Return each line containing the string "GENNAIO".
Begin Given records
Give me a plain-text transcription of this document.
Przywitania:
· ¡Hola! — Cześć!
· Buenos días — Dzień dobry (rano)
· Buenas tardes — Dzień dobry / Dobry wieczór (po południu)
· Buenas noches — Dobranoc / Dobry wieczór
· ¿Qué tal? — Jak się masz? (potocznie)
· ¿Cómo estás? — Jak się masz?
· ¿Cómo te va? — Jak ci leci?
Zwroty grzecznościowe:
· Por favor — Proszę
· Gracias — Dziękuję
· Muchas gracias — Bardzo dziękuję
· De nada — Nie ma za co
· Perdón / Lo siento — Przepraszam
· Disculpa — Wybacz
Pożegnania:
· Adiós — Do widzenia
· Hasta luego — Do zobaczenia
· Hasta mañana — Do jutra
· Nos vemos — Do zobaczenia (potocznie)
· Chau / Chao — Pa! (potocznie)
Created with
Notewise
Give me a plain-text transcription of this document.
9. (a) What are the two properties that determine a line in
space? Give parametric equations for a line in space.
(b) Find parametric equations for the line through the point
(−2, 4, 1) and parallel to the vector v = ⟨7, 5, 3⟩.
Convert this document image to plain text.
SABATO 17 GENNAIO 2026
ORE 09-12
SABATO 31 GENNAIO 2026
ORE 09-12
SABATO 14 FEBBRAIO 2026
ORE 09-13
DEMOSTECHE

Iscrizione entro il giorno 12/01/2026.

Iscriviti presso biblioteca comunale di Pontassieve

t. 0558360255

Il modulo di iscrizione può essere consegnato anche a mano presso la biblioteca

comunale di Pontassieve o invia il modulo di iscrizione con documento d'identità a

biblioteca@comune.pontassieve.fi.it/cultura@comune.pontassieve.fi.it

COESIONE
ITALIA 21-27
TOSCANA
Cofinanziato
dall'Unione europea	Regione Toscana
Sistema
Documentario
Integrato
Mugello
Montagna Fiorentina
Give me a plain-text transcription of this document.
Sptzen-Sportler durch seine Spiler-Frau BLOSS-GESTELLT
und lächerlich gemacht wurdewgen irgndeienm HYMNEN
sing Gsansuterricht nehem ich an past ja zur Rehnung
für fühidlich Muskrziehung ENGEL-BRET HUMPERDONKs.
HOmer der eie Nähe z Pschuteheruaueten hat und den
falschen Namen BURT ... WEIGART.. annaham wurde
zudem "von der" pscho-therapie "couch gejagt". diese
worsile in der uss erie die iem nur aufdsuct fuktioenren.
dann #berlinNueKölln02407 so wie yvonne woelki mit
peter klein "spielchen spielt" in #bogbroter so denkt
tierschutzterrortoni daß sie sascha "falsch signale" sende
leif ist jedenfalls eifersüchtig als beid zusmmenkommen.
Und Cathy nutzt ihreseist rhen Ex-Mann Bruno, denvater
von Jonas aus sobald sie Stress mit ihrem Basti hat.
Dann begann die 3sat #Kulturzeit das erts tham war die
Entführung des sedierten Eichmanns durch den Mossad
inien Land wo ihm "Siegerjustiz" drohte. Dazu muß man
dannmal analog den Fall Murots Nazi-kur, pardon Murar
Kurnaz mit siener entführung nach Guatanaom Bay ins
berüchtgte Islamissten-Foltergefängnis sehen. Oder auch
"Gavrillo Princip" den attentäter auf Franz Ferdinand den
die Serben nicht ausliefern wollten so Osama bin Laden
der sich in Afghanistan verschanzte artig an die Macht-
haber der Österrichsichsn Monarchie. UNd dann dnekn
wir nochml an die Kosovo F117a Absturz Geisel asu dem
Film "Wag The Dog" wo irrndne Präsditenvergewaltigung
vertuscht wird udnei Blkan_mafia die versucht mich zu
End Given records
• [The reply]
SABATO 17 GENNAIO 2026
SABATO 31 GENNAIO 2026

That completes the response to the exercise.